_Exercise requirements_
State how many lines in the entries below contain "החיבור". Write nothing but the number.

** start Record list **

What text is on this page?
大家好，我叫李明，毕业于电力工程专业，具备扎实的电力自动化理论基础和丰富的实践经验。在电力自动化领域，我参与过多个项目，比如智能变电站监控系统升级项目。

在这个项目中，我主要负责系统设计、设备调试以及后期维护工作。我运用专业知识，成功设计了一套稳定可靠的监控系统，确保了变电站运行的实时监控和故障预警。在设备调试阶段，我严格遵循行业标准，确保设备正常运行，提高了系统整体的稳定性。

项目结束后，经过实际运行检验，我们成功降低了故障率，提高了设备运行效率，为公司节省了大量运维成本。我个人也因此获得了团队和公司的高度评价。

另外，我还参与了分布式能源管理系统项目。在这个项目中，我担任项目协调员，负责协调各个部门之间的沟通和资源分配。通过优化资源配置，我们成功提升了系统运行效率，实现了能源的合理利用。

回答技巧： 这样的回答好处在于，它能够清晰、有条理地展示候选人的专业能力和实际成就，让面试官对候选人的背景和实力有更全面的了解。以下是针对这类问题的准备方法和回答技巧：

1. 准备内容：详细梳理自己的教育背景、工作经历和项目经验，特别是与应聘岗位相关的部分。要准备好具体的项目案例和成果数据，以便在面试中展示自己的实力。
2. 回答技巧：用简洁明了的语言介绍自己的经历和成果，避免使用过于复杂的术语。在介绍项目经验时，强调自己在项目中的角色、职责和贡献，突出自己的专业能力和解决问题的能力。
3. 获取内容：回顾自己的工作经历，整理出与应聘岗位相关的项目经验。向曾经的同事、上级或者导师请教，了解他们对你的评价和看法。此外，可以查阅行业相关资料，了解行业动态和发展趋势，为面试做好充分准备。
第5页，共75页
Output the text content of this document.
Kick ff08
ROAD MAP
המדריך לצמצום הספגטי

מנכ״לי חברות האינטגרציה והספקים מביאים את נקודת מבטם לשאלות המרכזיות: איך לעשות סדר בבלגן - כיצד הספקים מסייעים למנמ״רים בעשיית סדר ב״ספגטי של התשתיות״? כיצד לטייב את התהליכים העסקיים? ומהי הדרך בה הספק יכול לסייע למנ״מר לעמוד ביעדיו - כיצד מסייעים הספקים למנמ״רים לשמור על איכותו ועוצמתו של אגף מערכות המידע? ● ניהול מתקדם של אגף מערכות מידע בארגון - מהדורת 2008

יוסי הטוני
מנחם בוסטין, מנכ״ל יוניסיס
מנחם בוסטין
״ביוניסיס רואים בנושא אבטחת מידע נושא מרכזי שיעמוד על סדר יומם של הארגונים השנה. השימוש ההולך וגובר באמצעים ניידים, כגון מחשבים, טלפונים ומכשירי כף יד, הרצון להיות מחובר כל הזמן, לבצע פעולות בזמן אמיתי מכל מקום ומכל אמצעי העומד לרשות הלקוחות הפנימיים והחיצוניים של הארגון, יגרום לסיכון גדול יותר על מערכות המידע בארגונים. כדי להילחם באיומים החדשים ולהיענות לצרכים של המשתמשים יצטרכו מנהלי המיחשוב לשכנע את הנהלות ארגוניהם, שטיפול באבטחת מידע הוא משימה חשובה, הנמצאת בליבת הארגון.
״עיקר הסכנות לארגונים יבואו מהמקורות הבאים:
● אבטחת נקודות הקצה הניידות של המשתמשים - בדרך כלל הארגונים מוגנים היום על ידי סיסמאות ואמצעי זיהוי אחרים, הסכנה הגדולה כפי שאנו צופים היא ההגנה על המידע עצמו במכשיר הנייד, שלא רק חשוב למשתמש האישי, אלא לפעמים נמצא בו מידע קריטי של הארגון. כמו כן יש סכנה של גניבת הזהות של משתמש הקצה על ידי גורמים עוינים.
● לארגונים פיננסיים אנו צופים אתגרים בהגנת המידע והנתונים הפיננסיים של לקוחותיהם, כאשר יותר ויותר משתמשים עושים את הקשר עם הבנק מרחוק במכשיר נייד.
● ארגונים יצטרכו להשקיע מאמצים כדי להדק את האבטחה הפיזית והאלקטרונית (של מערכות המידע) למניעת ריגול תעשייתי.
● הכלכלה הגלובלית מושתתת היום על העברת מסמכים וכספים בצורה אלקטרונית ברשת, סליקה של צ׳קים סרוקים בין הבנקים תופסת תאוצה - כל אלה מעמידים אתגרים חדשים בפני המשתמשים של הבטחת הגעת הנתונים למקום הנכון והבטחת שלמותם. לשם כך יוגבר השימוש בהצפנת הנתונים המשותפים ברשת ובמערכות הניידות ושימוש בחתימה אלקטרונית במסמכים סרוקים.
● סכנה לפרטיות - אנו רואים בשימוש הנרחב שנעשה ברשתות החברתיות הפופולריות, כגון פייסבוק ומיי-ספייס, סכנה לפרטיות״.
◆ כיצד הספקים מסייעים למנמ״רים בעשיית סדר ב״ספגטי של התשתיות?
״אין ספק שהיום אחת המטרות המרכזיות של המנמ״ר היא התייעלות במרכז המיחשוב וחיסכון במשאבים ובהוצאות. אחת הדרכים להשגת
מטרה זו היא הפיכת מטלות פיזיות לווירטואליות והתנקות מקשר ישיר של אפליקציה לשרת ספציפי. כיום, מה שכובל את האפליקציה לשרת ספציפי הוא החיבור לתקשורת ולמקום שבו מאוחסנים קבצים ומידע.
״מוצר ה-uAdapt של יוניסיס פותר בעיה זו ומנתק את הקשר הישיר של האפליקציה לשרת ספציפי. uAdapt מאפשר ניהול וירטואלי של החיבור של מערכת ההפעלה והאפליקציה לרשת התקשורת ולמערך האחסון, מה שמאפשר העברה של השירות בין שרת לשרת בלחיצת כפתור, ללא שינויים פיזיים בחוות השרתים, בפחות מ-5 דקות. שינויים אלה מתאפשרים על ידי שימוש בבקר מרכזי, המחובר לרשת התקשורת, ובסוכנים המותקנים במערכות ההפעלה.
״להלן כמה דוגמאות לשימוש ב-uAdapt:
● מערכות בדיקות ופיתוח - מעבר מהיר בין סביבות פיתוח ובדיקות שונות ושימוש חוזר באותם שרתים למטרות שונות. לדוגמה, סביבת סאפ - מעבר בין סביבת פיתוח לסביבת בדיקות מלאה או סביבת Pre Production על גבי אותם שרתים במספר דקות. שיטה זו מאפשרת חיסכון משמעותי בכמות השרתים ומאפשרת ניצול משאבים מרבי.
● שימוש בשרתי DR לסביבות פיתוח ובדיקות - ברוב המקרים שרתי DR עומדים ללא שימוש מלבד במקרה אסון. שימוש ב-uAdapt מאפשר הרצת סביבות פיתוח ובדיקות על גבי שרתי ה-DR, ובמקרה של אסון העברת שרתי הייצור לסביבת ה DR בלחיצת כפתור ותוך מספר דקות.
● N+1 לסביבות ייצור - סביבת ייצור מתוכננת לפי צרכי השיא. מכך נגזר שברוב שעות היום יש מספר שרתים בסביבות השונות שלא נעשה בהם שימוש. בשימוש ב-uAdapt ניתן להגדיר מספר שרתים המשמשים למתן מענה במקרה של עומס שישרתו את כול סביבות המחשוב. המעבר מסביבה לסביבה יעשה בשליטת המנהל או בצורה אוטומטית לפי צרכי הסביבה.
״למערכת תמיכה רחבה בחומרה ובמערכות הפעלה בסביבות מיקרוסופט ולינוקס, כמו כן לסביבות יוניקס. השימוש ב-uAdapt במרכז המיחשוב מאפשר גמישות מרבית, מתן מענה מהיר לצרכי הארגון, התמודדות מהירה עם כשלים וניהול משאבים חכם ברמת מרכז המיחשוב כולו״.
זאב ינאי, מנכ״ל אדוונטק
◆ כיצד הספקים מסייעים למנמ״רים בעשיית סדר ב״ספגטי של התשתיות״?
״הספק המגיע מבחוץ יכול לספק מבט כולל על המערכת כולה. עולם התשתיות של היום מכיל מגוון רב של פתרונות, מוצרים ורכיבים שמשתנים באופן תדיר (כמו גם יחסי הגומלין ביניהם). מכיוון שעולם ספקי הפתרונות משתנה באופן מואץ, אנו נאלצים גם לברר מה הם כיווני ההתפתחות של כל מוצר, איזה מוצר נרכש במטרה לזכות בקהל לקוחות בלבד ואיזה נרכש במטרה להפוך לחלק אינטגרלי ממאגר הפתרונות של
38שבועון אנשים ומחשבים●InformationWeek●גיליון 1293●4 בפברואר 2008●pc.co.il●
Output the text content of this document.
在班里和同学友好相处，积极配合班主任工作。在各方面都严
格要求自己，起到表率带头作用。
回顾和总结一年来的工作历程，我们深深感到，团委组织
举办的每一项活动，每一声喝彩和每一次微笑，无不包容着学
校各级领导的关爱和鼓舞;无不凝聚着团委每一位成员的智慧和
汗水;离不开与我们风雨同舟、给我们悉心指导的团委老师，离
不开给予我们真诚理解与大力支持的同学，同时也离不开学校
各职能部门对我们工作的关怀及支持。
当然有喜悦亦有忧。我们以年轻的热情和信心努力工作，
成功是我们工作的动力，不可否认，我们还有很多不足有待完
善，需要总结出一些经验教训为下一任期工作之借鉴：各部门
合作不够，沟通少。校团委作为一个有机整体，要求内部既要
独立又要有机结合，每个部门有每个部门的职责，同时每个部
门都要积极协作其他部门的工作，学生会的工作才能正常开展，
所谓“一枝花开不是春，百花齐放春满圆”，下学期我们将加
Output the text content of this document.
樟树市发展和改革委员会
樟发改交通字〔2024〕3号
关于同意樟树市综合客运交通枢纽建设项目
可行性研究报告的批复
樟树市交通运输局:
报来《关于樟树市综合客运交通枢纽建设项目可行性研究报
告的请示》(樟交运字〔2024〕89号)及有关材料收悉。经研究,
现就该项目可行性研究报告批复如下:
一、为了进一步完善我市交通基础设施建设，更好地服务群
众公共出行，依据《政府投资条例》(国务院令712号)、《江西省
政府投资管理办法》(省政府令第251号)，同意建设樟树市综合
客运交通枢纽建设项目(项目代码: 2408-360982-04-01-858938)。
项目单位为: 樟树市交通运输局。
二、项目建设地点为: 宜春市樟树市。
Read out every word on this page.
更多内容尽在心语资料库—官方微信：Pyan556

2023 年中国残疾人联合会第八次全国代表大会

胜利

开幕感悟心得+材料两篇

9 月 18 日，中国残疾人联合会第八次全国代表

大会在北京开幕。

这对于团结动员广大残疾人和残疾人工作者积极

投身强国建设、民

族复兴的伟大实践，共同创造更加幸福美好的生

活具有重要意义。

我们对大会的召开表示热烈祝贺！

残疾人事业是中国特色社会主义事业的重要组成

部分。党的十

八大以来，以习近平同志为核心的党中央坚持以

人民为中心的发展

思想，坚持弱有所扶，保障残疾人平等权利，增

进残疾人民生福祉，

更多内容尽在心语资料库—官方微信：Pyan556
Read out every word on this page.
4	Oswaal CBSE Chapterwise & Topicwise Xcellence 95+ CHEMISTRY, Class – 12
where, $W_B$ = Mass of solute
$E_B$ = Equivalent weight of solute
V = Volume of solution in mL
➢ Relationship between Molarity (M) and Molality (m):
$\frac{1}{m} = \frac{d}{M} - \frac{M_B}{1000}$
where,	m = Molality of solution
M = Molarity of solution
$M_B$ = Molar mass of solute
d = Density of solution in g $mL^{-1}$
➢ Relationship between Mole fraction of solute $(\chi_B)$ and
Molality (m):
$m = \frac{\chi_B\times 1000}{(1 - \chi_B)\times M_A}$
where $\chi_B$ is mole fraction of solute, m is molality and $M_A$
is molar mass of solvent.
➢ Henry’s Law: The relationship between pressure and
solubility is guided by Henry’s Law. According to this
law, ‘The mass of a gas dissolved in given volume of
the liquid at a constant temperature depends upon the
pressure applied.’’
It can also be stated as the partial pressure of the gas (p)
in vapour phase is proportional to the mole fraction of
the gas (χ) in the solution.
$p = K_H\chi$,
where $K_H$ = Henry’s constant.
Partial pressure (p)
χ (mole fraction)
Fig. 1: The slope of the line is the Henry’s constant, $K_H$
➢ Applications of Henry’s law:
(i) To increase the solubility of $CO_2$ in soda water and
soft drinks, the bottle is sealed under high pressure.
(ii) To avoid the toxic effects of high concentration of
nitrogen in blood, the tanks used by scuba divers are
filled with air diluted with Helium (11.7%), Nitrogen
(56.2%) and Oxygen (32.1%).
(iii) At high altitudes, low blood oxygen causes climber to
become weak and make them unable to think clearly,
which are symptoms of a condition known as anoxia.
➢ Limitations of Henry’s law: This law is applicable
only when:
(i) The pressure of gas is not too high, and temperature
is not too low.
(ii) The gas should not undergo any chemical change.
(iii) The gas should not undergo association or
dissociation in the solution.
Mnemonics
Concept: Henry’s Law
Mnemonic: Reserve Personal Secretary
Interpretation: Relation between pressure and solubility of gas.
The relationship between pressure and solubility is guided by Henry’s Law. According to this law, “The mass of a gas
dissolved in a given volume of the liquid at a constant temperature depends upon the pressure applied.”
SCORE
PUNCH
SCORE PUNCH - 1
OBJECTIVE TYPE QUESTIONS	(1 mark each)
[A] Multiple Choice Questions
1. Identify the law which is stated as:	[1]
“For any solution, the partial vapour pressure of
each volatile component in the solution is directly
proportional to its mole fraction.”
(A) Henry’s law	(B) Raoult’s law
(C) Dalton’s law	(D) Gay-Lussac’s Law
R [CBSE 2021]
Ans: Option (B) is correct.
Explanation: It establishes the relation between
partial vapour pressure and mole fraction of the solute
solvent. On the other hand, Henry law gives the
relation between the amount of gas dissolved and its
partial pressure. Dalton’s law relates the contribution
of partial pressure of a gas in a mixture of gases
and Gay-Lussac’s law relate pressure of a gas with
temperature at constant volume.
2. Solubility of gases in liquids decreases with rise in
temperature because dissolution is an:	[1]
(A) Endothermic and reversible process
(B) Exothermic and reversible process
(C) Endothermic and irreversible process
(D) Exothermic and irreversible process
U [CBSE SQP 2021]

** end Record list **

_The completed task_
2